• **Requirement**
Every entry must be echoed exactly.

(Collection entries)

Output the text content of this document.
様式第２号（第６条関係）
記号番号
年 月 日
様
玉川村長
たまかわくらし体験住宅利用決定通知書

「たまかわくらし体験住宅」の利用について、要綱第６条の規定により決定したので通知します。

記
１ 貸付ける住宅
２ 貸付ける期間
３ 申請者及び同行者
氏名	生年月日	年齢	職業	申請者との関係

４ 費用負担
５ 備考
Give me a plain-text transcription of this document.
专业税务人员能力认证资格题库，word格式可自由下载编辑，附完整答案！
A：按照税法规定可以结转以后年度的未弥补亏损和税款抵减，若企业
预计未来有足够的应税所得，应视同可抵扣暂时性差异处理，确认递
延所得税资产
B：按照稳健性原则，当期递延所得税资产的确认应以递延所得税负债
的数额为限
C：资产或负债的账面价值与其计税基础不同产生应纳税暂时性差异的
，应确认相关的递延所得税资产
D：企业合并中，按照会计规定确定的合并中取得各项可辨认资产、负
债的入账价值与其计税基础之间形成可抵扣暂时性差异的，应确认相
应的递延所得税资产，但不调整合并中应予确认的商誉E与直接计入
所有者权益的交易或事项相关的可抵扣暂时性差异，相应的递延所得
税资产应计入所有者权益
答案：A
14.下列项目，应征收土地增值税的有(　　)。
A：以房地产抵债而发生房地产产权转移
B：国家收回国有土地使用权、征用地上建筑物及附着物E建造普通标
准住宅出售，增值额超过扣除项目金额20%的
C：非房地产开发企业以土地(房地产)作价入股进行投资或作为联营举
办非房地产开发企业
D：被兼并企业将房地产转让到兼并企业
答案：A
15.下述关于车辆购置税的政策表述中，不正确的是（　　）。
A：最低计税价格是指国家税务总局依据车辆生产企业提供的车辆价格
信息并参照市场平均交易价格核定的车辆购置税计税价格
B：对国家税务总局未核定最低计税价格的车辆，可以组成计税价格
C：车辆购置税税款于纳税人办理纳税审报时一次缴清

• **Written answer**
Output the text content of this document.
様式第２号（第６条関係）
記号番号
年 月 日
様
玉川村長
たまかわくらし体験住宅利用決定通知書

「たまかわくらし体験住宅」の利用について、要綱第６条の規定により決定したので通知します。

記
１ 貸付ける住宅
２ 貸付ける期間
３ 申請者及び同行者
氏名	生年月日	年齢	職業	申請者との関係

４ 費用負担
５ 備考
Give me a plain-text transcription of this document.
专业税务人员能力认证资格题库，word格式可自由下载编辑，附完整答案！
A：按照税法规定可以结转以后年度的未弥补亏损和税款抵减，若企业
预计未来有足够的应税所得，应视同可抵扣暂时性差异处理，确认递
延所得税资产
B：按照稳健性原则，当期递延所得税资产的确认应以递延所得税负债
的数额为限
C：资产或负债的账面价值与其计税基础不同产生应纳税暂时性差异的
，应确认相关的递延所得税资产
D：企业合并中，按照会计规定确定的合并中取得各项可辨认资产、负
债的入账价值与其计税基础之间形成可抵扣暂时性差异的，应确认相
应的递延所得税资产，但不调整合并中应予确认的商誉E与直接计入
所有者权益的交易或事项相关的可抵扣暂时性差异，相应的递延所得
税资产应计入所有者权益
答案：A
14.下列项目，应征收土地增值税的有(　　)。
A：以房地产抵债而发生房地产产权转移
B：国家收回国有土地使用权、征用地上建筑物及附着物E建造普通标
准住宅出售，增值额超过扣除项目金额20%的
C：非房地产开发企业以土地(房地产)作价入股进行投资或作为联营举
办非房地产开发企业
D：被兼并企业将房地产转让到兼并企业
答案：A
15.下述关于车辆购置税的政策表述中，不正确的是（　　）。
A：最低计税价格是指国家税务总局依据车辆生产企业提供的车辆价格
信息并参照市场平均交易价格核定的车辆购置税计税价格
B：对国家税务总局未核定最低计税价格的车辆，可以组成计税价格
C：车辆购置税税款于纳税人办理纳税审报时一次缴清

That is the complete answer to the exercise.